--- START OF Material to process ---

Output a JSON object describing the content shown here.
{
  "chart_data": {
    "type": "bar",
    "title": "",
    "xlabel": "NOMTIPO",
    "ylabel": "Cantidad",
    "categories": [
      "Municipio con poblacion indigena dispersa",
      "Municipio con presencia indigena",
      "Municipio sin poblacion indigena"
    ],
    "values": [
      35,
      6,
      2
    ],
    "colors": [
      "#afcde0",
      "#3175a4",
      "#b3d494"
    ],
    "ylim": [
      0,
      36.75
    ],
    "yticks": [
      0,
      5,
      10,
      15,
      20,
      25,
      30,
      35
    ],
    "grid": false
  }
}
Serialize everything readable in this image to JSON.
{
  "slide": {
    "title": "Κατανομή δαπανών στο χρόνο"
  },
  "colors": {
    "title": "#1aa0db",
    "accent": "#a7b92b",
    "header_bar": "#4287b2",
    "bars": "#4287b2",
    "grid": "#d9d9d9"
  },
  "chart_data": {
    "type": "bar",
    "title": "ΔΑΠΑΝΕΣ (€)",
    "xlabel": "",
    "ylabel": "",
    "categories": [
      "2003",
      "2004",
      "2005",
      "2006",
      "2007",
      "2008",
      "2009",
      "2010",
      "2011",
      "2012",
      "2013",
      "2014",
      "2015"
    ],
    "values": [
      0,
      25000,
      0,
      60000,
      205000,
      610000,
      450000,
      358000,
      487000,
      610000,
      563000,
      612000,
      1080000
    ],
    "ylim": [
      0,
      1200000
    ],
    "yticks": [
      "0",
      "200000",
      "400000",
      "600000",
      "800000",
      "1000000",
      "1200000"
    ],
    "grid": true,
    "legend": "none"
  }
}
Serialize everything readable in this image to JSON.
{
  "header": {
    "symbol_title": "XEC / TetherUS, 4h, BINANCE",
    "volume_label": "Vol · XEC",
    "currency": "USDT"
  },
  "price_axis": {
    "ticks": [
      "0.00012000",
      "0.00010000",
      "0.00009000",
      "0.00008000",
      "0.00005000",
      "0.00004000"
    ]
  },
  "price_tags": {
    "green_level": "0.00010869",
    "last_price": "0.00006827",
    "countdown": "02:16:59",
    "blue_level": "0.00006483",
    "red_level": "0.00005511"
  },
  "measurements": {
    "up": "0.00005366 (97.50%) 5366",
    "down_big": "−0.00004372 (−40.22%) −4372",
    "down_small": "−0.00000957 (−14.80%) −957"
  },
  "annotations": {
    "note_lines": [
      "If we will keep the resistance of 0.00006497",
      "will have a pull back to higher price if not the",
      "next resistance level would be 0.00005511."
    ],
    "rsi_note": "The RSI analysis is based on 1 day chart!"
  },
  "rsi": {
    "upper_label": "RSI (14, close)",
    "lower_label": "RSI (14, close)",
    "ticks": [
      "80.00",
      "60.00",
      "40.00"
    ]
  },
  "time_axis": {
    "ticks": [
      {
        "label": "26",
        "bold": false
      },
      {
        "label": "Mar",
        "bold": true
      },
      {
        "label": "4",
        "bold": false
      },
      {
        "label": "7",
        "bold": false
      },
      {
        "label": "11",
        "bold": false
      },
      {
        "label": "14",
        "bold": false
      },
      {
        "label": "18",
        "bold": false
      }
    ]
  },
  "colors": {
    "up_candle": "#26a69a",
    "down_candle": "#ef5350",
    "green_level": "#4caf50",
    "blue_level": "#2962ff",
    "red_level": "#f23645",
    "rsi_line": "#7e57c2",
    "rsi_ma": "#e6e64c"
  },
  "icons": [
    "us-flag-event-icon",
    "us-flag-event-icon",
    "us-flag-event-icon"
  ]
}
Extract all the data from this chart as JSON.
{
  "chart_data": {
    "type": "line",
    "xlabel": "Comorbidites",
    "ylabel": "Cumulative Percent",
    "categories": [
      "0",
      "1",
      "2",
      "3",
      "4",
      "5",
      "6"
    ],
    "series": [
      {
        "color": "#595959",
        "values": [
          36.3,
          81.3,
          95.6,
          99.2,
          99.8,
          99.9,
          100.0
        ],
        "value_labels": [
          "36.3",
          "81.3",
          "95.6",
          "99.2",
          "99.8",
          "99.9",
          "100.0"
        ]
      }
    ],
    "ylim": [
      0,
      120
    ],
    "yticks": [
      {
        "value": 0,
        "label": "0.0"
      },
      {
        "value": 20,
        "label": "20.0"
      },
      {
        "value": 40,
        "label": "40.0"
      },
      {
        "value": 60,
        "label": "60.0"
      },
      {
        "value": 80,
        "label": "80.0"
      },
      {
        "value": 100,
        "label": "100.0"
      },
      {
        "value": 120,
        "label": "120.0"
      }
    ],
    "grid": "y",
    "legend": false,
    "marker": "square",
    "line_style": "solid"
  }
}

--- END OF Material to process ---

Set task: Repeat the data verbatim.

Completed task:
Output a JSON object describing the content shown here.
{
  "chart_data": {
    "type": "bar",
    "title": "",
    "xlabel": "NOMTIPO",
    "ylabel": "Cantidad",
    "categories": [
      "Municipio con poblacion indigena dispersa",
      "Municipio con presencia indigena",
      "Municipio sin poblacion indigena"
    ],
    "values": [
      35,
      6,
      2
    ],
    "colors": [
      "#afcde0",
      "#3175a4",
      "#b3d494"
    ],
    "ylim": [
      0,
      36.75
    ],
    "yticks": [
      0,
      5,
      10,
      15,
      20,
      25,
      30,
      35
    ],
    "grid": false
  }
}
Serialize everything readable in this image to JSON.
{
  "slide": {
    "title": "Κατανομή δαπανών στο χρόνο"
  },
  "colors": {
    "title": "#1aa0db",
    "accent": "#a7b92b",
    "header_bar": "#4287b2",
    "bars": "#4287b2",
    "grid": "#d9d9d9"
  },
  "chart_data": {
    "type": "bar",
    "title": "ΔΑΠΑΝΕΣ (€)",
    "xlabel": "",
    "ylabel": "",
    "categories": [
      "2003",
      "2004",
      "2005",
      "2006",
      "2007",
      "2008",
      "2009",
      "2010",
      "2011",
      "2012",
      "2013",
      "2014",
      "2015"
    ],
    "values": [
      0,
      25000,
      0,
      60000,
      205000,
      610000,
      450000,
      358000,
      487000,
      610000,
      563000,
      612000,
      1080000
    ],
    "ylim": [
      0,
      1200000
    ],
    "yticks": [
      "0",
      "200000",
      "400000",
      "600000",
      "800000",
      "1000000",
      "1200000"
    ],
    "grid": true,
    "legend": "none"
  }
}
Serialize everything readable in this image to JSON.
{
  "header": {
    "symbol_title": "XEC / TetherUS, 4h, BINANCE",
    "volume_label": "Vol · XEC",
    "currency": "USDT"
  },
  "price_axis": {
    "ticks": [
      "0.00012000",
      "0.00010000",
      "0.00009000",
      "0.00008000",
      "0.00005000",
      "0.00004000"
    ]
  },
  "price_tags": {
    "green_level": "0.00010869",
    "last_price": "0.00006827",
    "countdown": "02:16:59",
    "blue_level": "0.00006483",
    "red_level": "0.00005511"
  },
  "measurements": {
    "up": "0.00005366 (97.50%) 5366",
    "down_big": "−0.00004372 (−40.22%) −4372",
    "down_small": "−0.00000957 (−14.80%) −957"
  },
  "annotations": {
    "note_lines": [
      "If we will keep the resistance of 0.00006497",
      "will have a pull back to higher price if not the",
      "next resistance level would be 0.00005511."
    ],
    "rsi_note": "The RSI analysis is based on 1 day chart!"
  },
  "rsi": {
    "upper_label": "RSI (14, close)",
    "lower_label": "RSI (14, close)",
    "ticks": [
      "80.00",
      "60.00",
      "40.00"
    ]
  },
  "time_axis": {
    "ticks": [
      {
        "label": "26",
        "bold": false
      },
      {
        "label": "Mar",
        "bold": true
      },
      {
        "label": "4",
        "bold": false
      },
      {
        "label": "7",
        "bold": false
      },
      {
        "label": "11",
        "bold": false
      },
      {
        "label": "14",
        "bold": false
      },
      {
        "label": "18",
        "bold": false
      }
    ]
  },
  "colors": {
    "up_candle": "#26a69a",
    "down_candle": "#ef5350",
    "green_level": "#4caf50",
    "blue_level": "#2962ff",
    "red_level": "#f23645",
    "rsi_line": "#7e57c2",
    "rsi_ma": "#e6e64c"
  },
  "icons": [
    "us-flag-event-icon",
    "us-flag-event-icon",
    "us-flag-event-icon"
  ]
}
Extract all the data from this chart as JSON.
{
  "chart_data": {
    "type": "line",
    "xlabel": "Comorbidites",
    "ylabel": "Cumulative Percent",
    "categories": [
      "0",
      "1",
      "2",
      "3",
      "4",
      "5",
      "6"
    ],
    "series": [
      {
        "color": "#595959",
        "values": [
          36.3,
          81.3,
          95.6,
          99.2,
          99.8,
          99.9,
          100.0
        ],
        "value_labels": [
          "36.3",
          "81.3",
          "95.6",
          "99.2",
          "99.8",
          "99.9",
          "100.0"
        ]
      }
    ],
    "ylim": [
      0,
      120
    ],
    "yticks": [
      {
        "value": 0,
        "label": "0.0"
      },
      {
        "value": 20,
        "label": "20.0"
      },
      {
        "value": 40,
        "label": "40.0"
      },
      {
        "value": 60,
        "label": "60.0"
      },
      {
        "value": 80,
        "label": "80.0"
      },
      {
        "value": 100,
        "label": "100.0"
      },
      {
        "value": 120,
        "label": "120.0"
      }
    ],
    "grid": "y",
    "legend": false,
    "marker": "square",
    "line_style": "solid"
  }
}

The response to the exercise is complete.